Task to complete:
Lines that hold the word "money" should be located and copied.

Provided material:
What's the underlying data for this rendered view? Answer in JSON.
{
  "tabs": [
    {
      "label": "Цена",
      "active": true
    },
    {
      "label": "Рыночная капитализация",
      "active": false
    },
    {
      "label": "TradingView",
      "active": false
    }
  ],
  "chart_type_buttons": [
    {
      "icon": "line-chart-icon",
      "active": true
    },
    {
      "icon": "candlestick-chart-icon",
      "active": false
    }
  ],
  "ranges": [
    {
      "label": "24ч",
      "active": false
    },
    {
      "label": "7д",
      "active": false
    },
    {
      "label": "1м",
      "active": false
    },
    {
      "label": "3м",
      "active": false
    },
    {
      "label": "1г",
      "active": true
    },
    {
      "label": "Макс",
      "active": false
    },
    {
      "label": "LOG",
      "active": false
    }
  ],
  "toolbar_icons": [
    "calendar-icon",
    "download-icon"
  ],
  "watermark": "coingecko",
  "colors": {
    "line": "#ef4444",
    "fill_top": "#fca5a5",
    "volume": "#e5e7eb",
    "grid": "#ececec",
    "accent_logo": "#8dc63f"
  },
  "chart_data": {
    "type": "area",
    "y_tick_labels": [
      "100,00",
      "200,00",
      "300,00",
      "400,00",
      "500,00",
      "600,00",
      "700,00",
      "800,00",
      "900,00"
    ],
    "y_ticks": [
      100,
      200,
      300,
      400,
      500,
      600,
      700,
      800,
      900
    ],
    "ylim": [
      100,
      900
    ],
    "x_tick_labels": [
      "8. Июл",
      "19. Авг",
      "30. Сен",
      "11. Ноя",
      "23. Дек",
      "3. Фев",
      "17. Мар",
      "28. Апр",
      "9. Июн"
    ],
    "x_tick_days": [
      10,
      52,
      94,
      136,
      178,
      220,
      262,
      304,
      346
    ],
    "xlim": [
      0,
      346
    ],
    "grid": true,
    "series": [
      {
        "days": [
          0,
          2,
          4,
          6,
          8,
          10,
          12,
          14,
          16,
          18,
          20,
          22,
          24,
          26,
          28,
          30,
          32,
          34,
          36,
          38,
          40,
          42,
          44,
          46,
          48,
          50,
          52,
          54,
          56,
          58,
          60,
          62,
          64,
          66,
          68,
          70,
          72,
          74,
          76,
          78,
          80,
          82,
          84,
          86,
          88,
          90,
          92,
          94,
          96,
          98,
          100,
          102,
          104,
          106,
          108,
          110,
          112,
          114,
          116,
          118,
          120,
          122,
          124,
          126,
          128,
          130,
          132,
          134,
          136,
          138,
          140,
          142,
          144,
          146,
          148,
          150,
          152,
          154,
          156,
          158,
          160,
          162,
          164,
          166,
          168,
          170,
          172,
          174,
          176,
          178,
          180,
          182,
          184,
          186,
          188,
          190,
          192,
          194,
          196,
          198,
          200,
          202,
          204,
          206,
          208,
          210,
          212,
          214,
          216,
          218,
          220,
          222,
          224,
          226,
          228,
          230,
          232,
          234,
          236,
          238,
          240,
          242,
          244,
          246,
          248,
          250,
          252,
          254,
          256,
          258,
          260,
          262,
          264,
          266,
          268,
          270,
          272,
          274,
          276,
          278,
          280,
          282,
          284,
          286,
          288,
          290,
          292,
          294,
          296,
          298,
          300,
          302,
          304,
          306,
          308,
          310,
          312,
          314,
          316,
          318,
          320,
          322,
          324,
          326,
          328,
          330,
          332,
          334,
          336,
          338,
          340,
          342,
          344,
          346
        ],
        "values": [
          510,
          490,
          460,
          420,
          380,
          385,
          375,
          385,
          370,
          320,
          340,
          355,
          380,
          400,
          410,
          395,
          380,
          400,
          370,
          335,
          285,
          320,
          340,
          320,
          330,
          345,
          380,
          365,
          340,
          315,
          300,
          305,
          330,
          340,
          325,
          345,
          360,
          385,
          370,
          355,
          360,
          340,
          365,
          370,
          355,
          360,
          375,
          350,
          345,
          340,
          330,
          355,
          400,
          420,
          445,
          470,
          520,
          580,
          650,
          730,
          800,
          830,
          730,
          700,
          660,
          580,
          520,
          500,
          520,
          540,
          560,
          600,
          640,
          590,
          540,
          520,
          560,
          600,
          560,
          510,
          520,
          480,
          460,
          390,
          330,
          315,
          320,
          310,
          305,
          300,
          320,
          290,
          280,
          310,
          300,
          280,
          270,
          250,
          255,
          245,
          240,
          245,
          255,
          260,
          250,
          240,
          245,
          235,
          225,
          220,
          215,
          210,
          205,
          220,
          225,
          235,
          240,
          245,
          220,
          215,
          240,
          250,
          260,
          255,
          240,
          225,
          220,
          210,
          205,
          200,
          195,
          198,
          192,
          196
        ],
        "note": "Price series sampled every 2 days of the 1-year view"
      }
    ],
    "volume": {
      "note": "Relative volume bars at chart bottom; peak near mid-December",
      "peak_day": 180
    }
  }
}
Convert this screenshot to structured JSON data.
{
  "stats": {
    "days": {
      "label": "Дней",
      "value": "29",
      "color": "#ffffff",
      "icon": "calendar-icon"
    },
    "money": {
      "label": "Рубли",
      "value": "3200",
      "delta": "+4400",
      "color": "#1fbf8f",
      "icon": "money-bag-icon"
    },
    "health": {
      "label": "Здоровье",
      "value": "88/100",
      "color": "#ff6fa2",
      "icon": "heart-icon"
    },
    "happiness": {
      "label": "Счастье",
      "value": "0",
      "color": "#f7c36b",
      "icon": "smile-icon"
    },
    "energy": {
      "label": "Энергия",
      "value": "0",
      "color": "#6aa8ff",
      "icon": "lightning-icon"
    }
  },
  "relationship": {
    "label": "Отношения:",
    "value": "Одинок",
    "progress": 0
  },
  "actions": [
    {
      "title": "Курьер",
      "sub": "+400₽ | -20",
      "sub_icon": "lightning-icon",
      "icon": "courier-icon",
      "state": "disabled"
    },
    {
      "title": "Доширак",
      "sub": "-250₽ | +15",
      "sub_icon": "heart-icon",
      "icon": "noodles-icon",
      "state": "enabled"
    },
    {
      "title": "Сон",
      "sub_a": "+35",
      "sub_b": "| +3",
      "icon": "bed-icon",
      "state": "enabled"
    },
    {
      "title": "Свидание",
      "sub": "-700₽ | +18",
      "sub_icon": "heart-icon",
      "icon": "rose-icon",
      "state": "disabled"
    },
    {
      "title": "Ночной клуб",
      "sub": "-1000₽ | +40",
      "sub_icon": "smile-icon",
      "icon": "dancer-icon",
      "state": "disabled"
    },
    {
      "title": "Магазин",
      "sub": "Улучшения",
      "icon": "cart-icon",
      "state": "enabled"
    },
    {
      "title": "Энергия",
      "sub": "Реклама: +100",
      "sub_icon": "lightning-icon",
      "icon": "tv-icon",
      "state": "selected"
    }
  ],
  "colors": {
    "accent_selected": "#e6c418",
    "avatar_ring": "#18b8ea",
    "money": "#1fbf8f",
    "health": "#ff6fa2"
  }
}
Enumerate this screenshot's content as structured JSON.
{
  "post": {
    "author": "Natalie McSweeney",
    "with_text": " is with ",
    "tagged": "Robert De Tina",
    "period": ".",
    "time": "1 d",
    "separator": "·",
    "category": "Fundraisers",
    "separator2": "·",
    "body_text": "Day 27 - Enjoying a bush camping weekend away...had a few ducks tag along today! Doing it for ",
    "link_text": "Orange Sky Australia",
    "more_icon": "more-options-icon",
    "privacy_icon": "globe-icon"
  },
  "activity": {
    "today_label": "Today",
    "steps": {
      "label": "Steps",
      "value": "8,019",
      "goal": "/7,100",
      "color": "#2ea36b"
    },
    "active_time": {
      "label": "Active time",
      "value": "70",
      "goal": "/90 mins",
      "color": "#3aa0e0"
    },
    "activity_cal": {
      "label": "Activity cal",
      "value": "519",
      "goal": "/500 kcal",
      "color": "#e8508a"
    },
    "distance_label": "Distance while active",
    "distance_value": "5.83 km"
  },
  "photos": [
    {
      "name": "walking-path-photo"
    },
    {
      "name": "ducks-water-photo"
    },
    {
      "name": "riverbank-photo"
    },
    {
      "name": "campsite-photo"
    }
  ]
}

Task response:
    "money": {
      "icon": "money-bag-icon"
    "money": "#1fbf8f",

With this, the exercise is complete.